[Start of Data supplied]

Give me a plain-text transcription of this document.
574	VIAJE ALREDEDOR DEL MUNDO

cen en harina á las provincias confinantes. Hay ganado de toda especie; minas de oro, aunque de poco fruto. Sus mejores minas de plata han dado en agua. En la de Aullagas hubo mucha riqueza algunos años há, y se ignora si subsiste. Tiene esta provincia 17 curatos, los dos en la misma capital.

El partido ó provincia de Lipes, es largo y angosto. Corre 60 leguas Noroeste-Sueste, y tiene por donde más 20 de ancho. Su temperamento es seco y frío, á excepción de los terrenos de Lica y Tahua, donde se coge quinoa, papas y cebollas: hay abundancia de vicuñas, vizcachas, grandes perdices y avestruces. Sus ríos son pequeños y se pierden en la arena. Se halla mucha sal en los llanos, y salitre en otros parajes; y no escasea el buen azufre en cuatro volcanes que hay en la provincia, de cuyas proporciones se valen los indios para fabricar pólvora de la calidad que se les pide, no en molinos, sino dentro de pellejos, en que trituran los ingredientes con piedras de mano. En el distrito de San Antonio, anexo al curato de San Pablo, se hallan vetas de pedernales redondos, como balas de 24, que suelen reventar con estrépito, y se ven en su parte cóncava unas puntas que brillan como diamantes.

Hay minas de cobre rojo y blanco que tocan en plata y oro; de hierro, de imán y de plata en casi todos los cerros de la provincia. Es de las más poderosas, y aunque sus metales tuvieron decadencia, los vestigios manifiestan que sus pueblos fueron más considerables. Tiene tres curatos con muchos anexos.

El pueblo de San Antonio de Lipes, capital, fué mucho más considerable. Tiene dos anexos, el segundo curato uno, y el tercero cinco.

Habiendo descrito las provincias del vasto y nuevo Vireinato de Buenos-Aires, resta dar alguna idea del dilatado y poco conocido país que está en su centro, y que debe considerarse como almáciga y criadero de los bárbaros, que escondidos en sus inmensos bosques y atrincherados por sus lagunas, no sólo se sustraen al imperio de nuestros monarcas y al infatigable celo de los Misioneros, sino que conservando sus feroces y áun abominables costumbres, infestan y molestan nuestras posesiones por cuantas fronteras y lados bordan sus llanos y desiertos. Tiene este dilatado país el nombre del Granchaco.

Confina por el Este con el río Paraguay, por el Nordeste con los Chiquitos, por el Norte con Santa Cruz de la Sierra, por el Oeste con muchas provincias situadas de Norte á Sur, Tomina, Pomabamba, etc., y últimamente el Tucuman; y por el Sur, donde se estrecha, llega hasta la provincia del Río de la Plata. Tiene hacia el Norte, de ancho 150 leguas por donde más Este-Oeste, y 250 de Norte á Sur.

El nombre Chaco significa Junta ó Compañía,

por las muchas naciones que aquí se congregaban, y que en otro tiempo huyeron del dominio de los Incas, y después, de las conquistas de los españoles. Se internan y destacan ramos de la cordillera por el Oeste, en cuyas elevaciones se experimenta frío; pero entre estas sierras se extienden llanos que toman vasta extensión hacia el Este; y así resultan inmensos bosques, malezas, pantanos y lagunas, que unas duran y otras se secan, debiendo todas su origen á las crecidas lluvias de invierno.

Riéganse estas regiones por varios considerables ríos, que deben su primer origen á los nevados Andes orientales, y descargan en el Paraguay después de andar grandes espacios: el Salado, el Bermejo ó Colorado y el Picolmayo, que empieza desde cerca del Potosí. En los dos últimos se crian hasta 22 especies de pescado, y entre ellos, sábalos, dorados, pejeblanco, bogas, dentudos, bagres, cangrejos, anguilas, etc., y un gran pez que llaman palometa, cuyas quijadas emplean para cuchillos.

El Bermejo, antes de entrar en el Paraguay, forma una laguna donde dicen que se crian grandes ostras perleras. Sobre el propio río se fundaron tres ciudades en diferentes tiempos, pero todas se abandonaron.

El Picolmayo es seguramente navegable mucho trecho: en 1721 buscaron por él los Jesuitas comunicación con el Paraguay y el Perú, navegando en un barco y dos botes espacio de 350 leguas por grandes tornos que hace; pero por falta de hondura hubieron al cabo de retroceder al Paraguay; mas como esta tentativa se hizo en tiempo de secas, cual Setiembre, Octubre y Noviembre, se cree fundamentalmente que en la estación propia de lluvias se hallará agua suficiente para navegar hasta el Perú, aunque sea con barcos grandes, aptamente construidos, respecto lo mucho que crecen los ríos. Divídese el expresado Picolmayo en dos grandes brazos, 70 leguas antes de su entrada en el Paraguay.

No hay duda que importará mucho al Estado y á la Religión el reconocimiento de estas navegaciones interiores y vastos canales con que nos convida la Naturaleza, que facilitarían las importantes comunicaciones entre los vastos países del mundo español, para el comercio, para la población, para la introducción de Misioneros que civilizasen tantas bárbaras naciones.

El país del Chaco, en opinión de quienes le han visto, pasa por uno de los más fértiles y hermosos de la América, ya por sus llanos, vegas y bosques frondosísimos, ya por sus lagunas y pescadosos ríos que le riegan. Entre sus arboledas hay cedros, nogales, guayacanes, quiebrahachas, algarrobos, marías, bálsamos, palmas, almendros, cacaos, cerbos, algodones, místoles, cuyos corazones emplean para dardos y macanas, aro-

[End of Data supplied]

● Job
Copy out every line of the material above that mentions the word "capital".

● Full response
cen en harina á las provincias confinantes. Hay ganado de toda especie; minas de oro, aunque de poco fruto. Sus mejores minas de plata han dado en agua. En la de Aullagas hubo mucha riqueza algunos años há, y se ignora si subsiste. Tiene esta provincia 17 curatos, los dos en la misma capital.
El pueblo de San Antonio de Lipes, capital, fué mucho más considerable. Tiene dos anexos, el segundo curato uno, y el tercero cinco.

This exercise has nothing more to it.